» **Your instructions**
Could you give every line from the start of the records through the line containing "request-closing: Pede deferimento", both ends included, as a JSON list of strings with one string per line and blank lines left out?

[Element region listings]
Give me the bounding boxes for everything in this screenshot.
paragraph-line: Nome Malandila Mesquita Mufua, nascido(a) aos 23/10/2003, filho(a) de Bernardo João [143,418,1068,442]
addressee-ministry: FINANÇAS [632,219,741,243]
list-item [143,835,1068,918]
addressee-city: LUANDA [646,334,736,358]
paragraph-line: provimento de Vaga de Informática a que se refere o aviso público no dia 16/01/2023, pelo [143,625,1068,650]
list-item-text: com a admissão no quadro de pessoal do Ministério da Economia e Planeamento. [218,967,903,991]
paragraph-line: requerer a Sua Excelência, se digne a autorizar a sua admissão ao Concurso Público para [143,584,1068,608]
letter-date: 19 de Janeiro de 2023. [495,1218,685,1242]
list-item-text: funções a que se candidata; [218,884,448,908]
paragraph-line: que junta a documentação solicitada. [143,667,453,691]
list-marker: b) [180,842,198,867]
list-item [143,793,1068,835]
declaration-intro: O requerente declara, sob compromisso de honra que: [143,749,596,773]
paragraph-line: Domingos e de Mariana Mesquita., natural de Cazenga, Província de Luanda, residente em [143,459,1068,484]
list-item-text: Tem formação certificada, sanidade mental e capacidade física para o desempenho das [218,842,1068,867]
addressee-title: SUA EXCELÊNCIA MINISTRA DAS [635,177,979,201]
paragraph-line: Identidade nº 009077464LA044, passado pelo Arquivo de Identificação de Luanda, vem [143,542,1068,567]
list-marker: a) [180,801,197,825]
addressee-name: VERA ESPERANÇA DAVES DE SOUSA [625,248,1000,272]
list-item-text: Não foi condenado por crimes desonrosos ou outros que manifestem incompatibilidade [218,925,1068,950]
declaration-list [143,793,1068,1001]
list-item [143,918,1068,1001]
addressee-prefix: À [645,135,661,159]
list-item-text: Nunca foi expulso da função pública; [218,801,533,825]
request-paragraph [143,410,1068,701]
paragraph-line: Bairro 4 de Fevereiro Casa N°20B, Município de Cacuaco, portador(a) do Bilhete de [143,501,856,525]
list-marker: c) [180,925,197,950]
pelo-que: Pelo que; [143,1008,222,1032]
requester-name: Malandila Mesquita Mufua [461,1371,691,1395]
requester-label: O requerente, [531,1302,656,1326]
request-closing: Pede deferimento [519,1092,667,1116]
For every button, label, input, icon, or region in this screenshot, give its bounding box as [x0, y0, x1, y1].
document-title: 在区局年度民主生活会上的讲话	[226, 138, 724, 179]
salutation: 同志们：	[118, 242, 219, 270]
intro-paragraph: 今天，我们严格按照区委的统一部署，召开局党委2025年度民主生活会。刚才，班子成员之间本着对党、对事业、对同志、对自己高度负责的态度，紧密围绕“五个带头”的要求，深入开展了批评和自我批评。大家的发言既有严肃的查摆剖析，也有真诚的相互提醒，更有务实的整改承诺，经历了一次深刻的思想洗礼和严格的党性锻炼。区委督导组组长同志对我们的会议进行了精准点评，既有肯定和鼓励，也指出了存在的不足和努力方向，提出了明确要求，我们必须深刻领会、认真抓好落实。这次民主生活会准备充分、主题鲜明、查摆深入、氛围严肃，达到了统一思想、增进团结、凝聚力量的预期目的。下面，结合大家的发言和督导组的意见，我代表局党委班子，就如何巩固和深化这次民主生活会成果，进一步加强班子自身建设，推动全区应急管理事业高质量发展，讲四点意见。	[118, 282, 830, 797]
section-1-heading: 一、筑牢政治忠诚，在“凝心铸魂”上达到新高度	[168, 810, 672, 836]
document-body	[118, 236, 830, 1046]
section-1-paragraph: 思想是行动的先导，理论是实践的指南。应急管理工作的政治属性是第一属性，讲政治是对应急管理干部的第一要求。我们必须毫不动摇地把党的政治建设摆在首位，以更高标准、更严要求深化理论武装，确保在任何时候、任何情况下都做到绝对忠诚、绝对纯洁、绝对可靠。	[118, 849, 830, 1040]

» **Written response**
[
  "Give me the bounding boxes for everything in this screenshot.",
  "paragraph-line: Nome Malandila Mesquita Mufua, nascido(a) aos 23/10/2003, filho(a) de Bernardo João [143,418,1068,442]",
  "addressee-ministry: FINANÇAS [632,219,741,243]",
  "list-item [143,835,1068,918]",
  "addressee-city: LUANDA [646,334,736,358]",
  "paragraph-line: provimento de Vaga de Informática a que se refere o aviso público no dia 16/01/2023, pelo [143,625,1068,650]",
  "list-item-text: com a admissão no quadro de pessoal do Ministério da Economia e Planeamento. [218,967,903,991]",
  "paragraph-line: requerer a Sua Excelência, se digne a autorizar a sua admissão ao Concurso Público para [143,584,1068,608]",
  "letter-date: 19 de Janeiro de 2023. [495,1218,685,1242]",
  "list-item-text: funções a que se candidata; [218,884,448,908]",
  "paragraph-line: que junta a documentação solicitada. [143,667,453,691]",
  "list-marker: b) [180,842,198,867]",
  "list-item [143,793,1068,835]",
  "declaration-intro: O requerente declara, sob compromisso de honra que: [143,749,596,773]",
  "paragraph-line: Domingos e de Mariana Mesquita., natural de Cazenga, Província de Luanda, residente em [143,459,1068,484]",
  "list-item-text: Tem formação certificada, sanidade mental e capacidade física para o desempenho das [218,842,1068,867]",
  "addressee-title: SUA EXCELÊNCIA MINISTRA DAS [635,177,979,201]",
  "paragraph-line: Identidade nº 009077464LA044, passado pelo Arquivo de Identificação de Luanda, vem [143,542,1068,567]",
  "list-marker: a) [180,801,197,825]",
  "addressee-name: VERA ESPERANÇA DAVES DE SOUSA [625,248,1000,272]",
  "list-item-text: Não foi condenado por crimes desonrosos ou outros que manifestem incompatibilidade [218,925,1068,950]",
  "declaration-list [143,793,1068,1001]",
  "list-item [143,918,1068,1001]",
  "addressee-prefix: À [645,135,661,159]",
  "list-item-text: Nunca foi expulso da função pública; [218,801,533,825]",
  "request-paragraph [143,410,1068,701]",
  "paragraph-line: Bairro 4 de Fevereiro Casa N°20B, Município de Cacuaco, portador(a) do Bilhete de [143,501,856,525]",
  "list-marker: c) [180,925,197,950]",
  "pelo-que: Pelo que; [143,1008,222,1032]",
  "requester-name: Malandila Mesquita Mufua [461,1371,691,1395]",
  "requester-label: O requerente, [531,1302,656,1326]",
  "request-closing: Pede deferimento [519,1092,667,1116]"
]